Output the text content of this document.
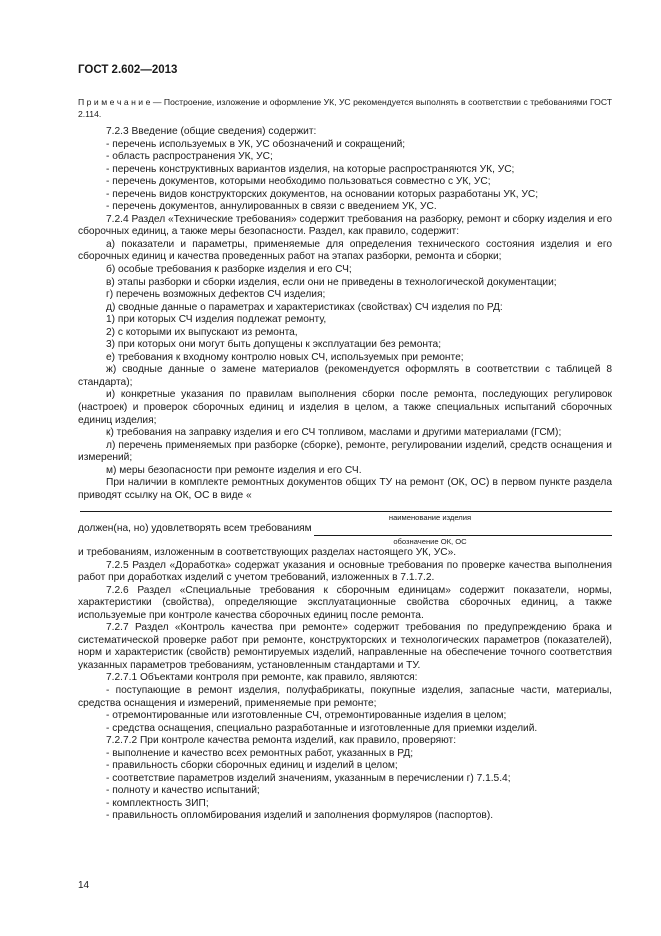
ГОСТ 2.602—2013
П р и м е ч а н и е — Построение, изложение и оформление УК, УС рекомендуется выполнять в соответствии с требованиями ГОСТ 2.114.

7.2.3 Введение (общие сведения) содержит:

- перечень используемых в УК, УС обозначений и сокращений;

- область распространения УК, УС;

- перечень конструктивных вариантов изделия, на которые распространяются УК, УС;

- перечень документов, которыми необходимо пользоваться совместно с УК, УС;

- перечень видов конструкторских документов, на основании которых разработаны УК, УС;

- перечень документов, аннулированных в связи с введением УК, УС.

7.2.4 Раздел «Технические требования» содержит требования на разборку, ремонт и сборку изделия и его сборочных единиц, а также меры безопасности. Раздел, как правило, содержит:

а) показатели и параметры, применяемые для определения технического состояния изделия и его сборочных единиц и качества проведенных работ на этапах разборки, ремонта и сборки;

б) особые требования к разборке изделия и его СЧ;

в) этапы разборки и сборки изделия, если они не приведены в технологической документации;

г) перечень возможных дефектов СЧ изделия;

д) сводные данные о параметрах и характеристиках (свойствах) СЧ изделия по РД:

1) при которых СЧ изделия подлежат ремонту,

2) с которыми их выпускают из ремонта,

3) при которых они могут быть допущены к эксплуатации без ремонта;

е) требования к входному контролю новых СЧ, используемых при ремонте;

ж) сводные данные о замене материалов (рекомендуется оформлять в соответствии с таблицей 8 стандарта);

и) конкретные указания по правилам выполнения сборки после ремонта, последующих регулировок (настроек) и проверок сборочных единиц и изделия в целом, а также специальных испытаний сборочных единиц изделия;

к) требования на заправку изделия и его СЧ топливом, маслами и другими материалами (ГСМ);

л) перечень применяемых при разборке (сборке), ремонте, регулировании изделий, средств оснащения и измерений;

м) меры безопасности при ремонте изделия и его СЧ.

При наличии в комплекте ремонтных документов общих ТУ на ремонт (ОК, ОС) в первом пункте раздела приводят ссылку на ОК, ОС в виде «

наименование изделия
должен(на, но) удовлетворять всем требованиям
обозначение ОК, ОС

и требованиям, изложенным в соответствующих разделах настоящего УК, УС».

7.2.5 Раздел «Доработка» содержат указания и основные требования по проверке качества выполнения работ при доработках изделий с учетом требований, изложенных в 7.1.7.2.

7.2.6 Раздел «Специальные требования к сборочным единицам» содержит показатели, нормы, характеристики (свойства), определяющие эксплуатационные свойства сборочных единиц, а также используемые при контроле качества сборочных единиц после ремонта.

7.2.7 Раздел «Контроль качества при ремонте» содержит требования по предупреждению брака и систематической проверке работ при ремонте, конструкторских и технологических параметров (показателей), норм и характеристик (свойств) ремонтируемых изделий, направленные на обеспечение точного соответствия указанных параметров требованиям, установленным стандартами и ТУ.

7.2.7.1 Объектами контроля при ремонте, как правило, являются:

- поступающие в ремонт изделия, полуфабрикаты, покупные изделия, запасные части, материалы, средства оснащения и измерений, применяемые при ремонте;

- отремонтированные или изготовленные СЧ, отремонтированные изделия в целом;

- средства оснащения, специально разработанные и изготовленные для приемки изделий.

7.2.7.2 При контроле качества ремонта изделий, как правило, проверяют:

- выполнение и качество всех ремонтных работ, указанных в РД;

- правильность сборки сборочных единиц и изделий в целом;

- соответствие параметров изделий значениям, указанным в перечислении г) 7.1.5.4;

- полноту и качество испытаний;

- комплектность ЗИП;

- правильность опломбирования изделий и заполнения формуляров (паспортов).

14
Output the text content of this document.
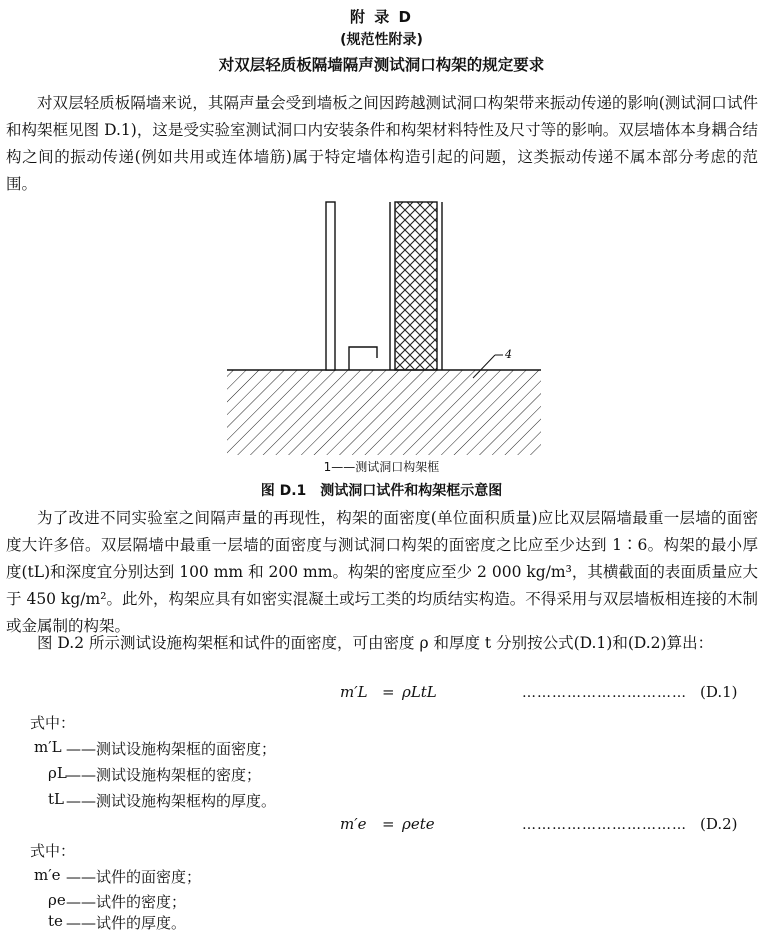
附 录 D
(规范性附录)
对双层轻质板隔墙隔声测试洞口构架的规定要求
对双层轻质板隔墙来说，其隔声量会受到墙板之间因跨越测试洞口构架带来振动传递的影响(测试洞口试件和构架框见图 D.1)，这是受实验室测试洞口内安装条件和构架材料特性及尺寸等的影响。双层墙体本身耦合结构之间的振动传递(例如共用或连体墙筋)属于特定墙体构造引起的问题，这类振动传递不属本部分考虑的范围。
4
1——测试洞口构架框
图 D.1　测试洞口试件和构架框示意图
为了改进不同实验室之间隔声量的再现性，构架的面密度(单位面积质量)应比双层隔墙最重一层墙的面密度大许多倍。双层隔墙中最重一层墙的面密度与测试洞口构架的面密度之比应至少达到 1∶6。构架的最小厚度(tL)和深度宜分别达到 100 mm 和 200 mm。构架的密度应至少 2 000 kg/m³，其横截面的表面质量应大于 450 kg/m²。此外，构架应具有如密实混凝土或圬工类的均质结实构造。不得采用与双层墙板相连接的木制或金属制的构架。
图 D.2 所示测试设施构架框和试件的面密度，可由密度 ρ 和厚度 t 分别按公式(D.1)和(D.2)算出：
m′L = ρLtL	…………………………… (D.1)
式中：
m′L ——测试设施构架框的面密度；
ρL ——测试设施构架框的密度；
tL ——测试设施构架框构的厚度。
m′e = ρete	…………………………… (D.2)
式中：
m′e ——试件的面密度；
ρe ——试件的密度；
te ——试件的厚度。
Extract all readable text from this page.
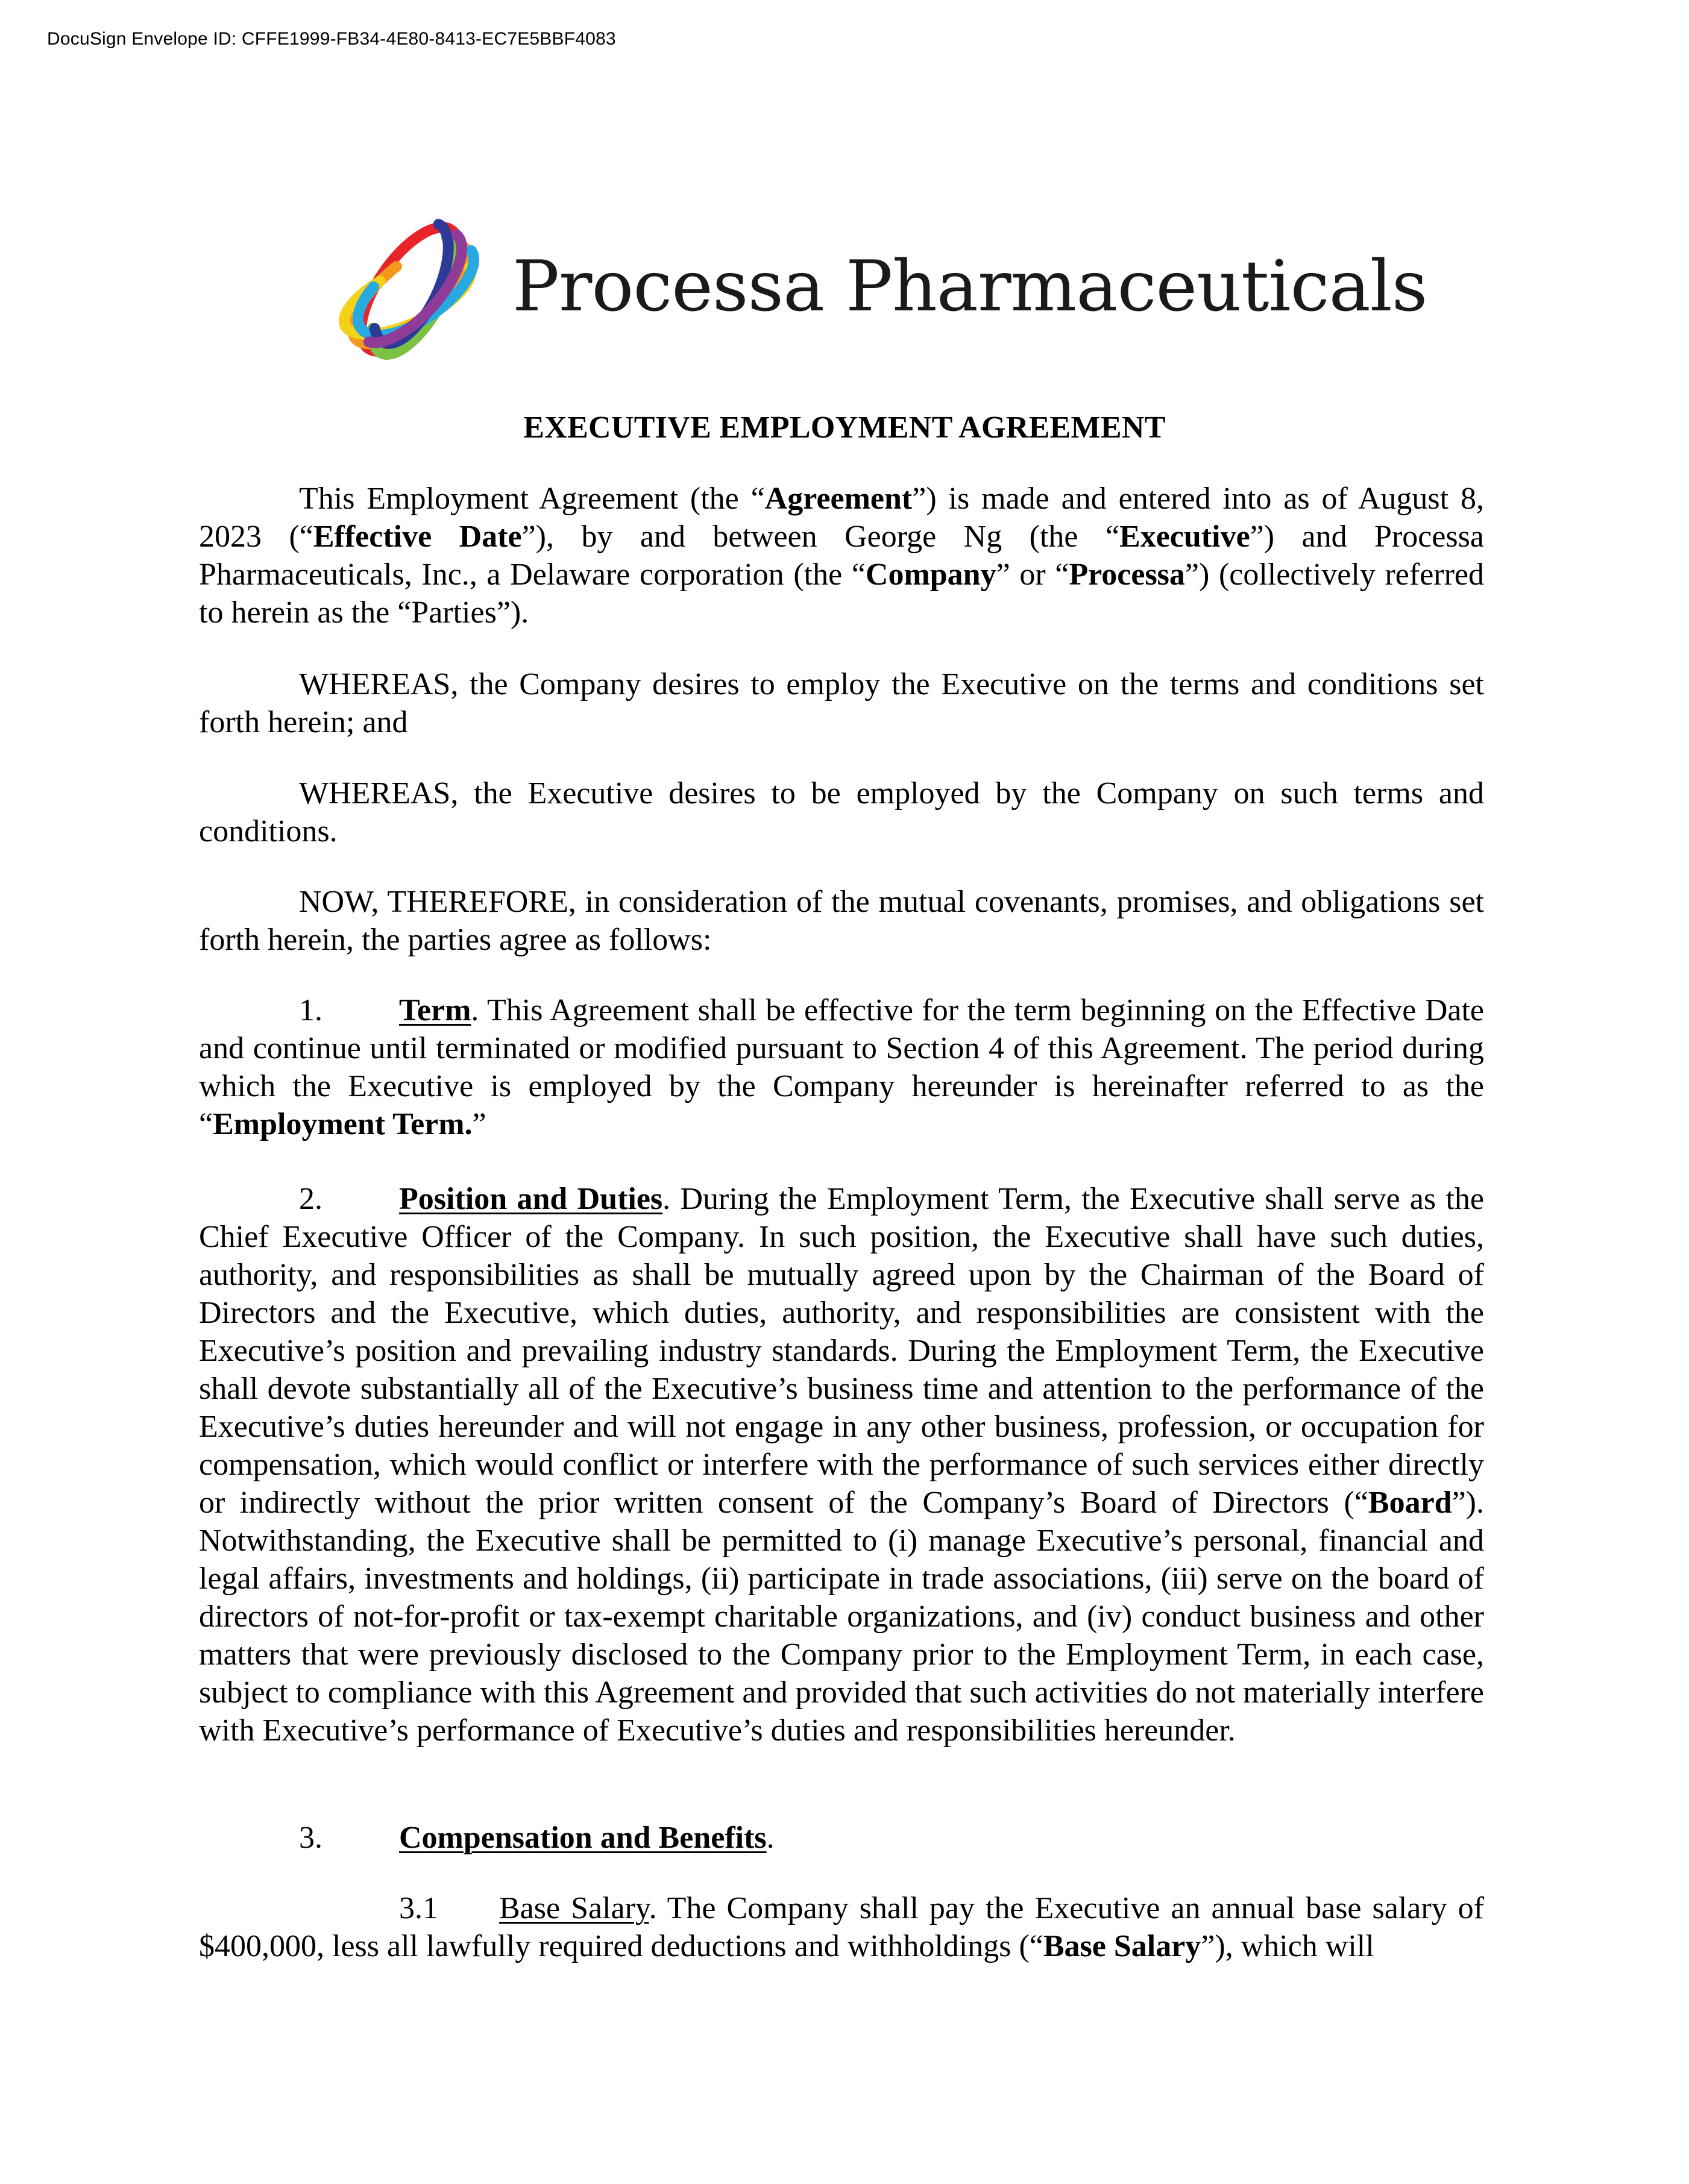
DocuSign Envelope ID: CFFE1999-FB34-4E80-8413-EC7E5BBF4083
Processa Pharmaceuticals
EXECUTIVE EMPLOYMENT AGREEMENT

This Employment Agreement (the “Agreement”) is made and entered into as of August 8, 2023 (“Effective Date”), by and between George Ng (the “Executive”) and Processa Pharmaceuticals, Inc., a Delaware corporation (the “Company” or “Processa”) (collectively referred to herein as the “Parties”).

WHEREAS, the Company desires to employ the Executive on the terms and conditions set forth herein; and

WHEREAS, the Executive desires to be employed by the Company on such terms and conditions.

NOW, THEREFORE, in consideration of the mutual covenants, promises, and obligations set forth herein, the parties agree as follows:

1. Term. This Agreement shall be effective for the term beginning on the Effective Date and continue until terminated or modified pursuant to Section 4 of this Agreement. The period during which the Executive is employed by the Company hereunder is hereinafter referred to as the “Employment Term.”

2. Position and Duties. During the Employment Term, the Executive shall serve as the Chief Executive Officer of the Company. In such position, the Executive shall have such duties, authority, and responsibilities as shall be mutually agreed upon by the Chairman of the Board of Directors and the Executive, which duties, authority, and responsibilities are consistent with the Executive’s position and prevailing industry standards. During the Employment Term, the Executive shall devote substantially all of the Executive’s business time and attention to the performance of the Executive’s duties hereunder and will not engage in any other business, profession, or occupation for compensation, which would conflict or interfere with the performance of such services either directly or indirectly without the prior written consent of the Company’s Board of Directors (“Board”). Notwithstanding, the Executive shall be permitted to (i) manage Executive’s personal, financial and legal affairs, investments and holdings, (ii) participate in trade associations, (iii) serve on the board of directors of not-for-profit or tax-exempt charitable organizations, and (iv) conduct business and other matters that were previously disclosed to the Company prior to the Employment Term, in each case, subject to compliance with this Agreement and provided that such activities do not materially interfere with Executive’s performance of Executive’s duties and responsibilities hereunder.

3. Compensation and Benefits.

3.1 Base Salary. The Company shall pay the Executive an annual base salary of $400,000, less all lawfully required deductions and withholdings (“Base Salary”), which will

• **The exercise**
Track down every line holding the string "conditions" and copy it.

• **Finished exercise**
WHEREAS, the Company desires to employ the Executive on the terms and conditions set forth herein; and
WHEREAS, the Executive desires to be employed by the Company on such terms and conditions.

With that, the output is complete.